__PROMPT__. Write out the full set of records below exactly.

__INPUT FOR THIS TASK__.
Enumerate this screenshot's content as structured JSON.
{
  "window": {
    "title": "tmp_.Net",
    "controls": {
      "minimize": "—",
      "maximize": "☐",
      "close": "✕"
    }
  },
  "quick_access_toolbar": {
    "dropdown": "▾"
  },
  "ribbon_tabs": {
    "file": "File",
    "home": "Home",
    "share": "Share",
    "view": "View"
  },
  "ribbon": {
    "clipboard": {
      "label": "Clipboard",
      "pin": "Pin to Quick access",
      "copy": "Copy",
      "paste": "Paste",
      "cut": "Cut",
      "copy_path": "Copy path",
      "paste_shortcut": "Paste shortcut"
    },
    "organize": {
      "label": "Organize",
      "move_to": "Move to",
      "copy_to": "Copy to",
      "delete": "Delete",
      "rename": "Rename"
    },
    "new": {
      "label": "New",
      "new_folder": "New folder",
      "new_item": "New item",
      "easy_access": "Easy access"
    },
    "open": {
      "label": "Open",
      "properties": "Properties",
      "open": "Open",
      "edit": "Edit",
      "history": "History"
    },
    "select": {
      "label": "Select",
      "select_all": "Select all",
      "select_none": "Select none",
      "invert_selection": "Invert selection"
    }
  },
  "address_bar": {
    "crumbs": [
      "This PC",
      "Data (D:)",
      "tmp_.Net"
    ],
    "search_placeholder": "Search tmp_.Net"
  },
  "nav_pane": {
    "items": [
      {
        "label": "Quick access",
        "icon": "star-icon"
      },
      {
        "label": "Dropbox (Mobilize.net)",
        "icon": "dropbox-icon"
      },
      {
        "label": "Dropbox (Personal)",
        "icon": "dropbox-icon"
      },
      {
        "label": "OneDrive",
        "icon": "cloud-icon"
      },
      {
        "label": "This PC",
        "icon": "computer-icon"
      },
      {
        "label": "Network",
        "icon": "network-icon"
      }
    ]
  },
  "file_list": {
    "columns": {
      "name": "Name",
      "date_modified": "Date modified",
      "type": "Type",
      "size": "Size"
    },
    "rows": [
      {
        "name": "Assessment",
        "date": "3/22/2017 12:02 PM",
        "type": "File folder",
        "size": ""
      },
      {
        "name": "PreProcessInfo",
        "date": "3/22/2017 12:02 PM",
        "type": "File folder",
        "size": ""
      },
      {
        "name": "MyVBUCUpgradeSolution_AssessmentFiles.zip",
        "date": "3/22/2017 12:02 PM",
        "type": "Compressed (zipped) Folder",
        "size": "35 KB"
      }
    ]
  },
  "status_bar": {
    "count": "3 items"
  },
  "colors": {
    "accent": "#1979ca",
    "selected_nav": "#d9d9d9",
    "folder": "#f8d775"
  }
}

__SOLUTION TO THIS TASK__.
Enumerate this screenshot's content as structured JSON.
{
  "window": {
    "title": "tmp_.Net",
    "controls": {
      "minimize": "—",
      "maximize": "☐",
      "close": "✕"
    }
  },
  "quick_access_toolbar": {
    "dropdown": "▾"
  },
  "ribbon_tabs": {
    "file": "File",
    "home": "Home",
    "share": "Share",
    "view": "View"
  },
  "ribbon": {
    "clipboard": {
      "label": "Clipboard",
      "pin": "Pin to Quick access",
      "copy": "Copy",
      "paste": "Paste",
      "cut": "Cut",
      "copy_path": "Copy path",
      "paste_shortcut": "Paste shortcut"
    },
    "organize": {
      "label": "Organize",
      "move_to": "Move to",
      "copy_to": "Copy to",
      "delete": "Delete",
      "rename": "Rename"
    },
    "new": {
      "label": "New",
      "new_folder": "New folder",
      "new_item": "New item",
      "easy_access": "Easy access"
    },
    "open": {
      "label": "Open",
      "properties": "Properties",
      "open": "Open",
      "edit": "Edit",
      "history": "History"
    },
    "select": {
      "label": "Select",
      "select_all": "Select all",
      "select_none": "Select none",
      "invert_selection": "Invert selection"
    }
  },
  "address_bar": {
    "crumbs": [
      "This PC",
      "Data (D:)",
      "tmp_.Net"
    ],
    "search_placeholder": "Search tmp_.Net"
  },
  "nav_pane": {
    "items": [
      {
        "label": "Quick access",
        "icon": "star-icon"
      },
      {
        "label": "Dropbox (Mobilize.net)",
        "icon": "dropbox-icon"
      },
      {
        "label": "Dropbox (Personal)",
        "icon": "dropbox-icon"
      },
      {
        "label": "OneDrive",
        "icon": "cloud-icon"
      },
      {
        "label": "This PC",
        "icon": "computer-icon"
      },
      {
        "label": "Network",
        "icon": "network-icon"
      }
    ]
  },
  "file_list": {
    "columns": {
      "name": "Name",
      "date_modified": "Date modified",
      "type": "Type",
      "size": "Size"
    },
    "rows": [
      {
        "name": "Assessment",
        "date": "3/22/2017 12:02 PM",
        "type": "File folder",
        "size": ""
      },
      {
        "name": "PreProcessInfo",
        "date": "3/22/2017 12:02 PM",
        "type": "File folder",
        "size": ""
      },
      {
        "name": "MyVBUCUpgradeSolution_AssessmentFiles.zip",
        "date": "3/22/2017 12:02 PM",
        "type": "Compressed (zipped) Folder",
        "size": "35 KB"
      }
    ]
  },
  "status_bar": {
    "count": "3 items"
  },
  "colors": {
    "accent": "#1979ca",
    "selected_nav": "#d9d9d9",
    "folder": "#f8d775"
  }
}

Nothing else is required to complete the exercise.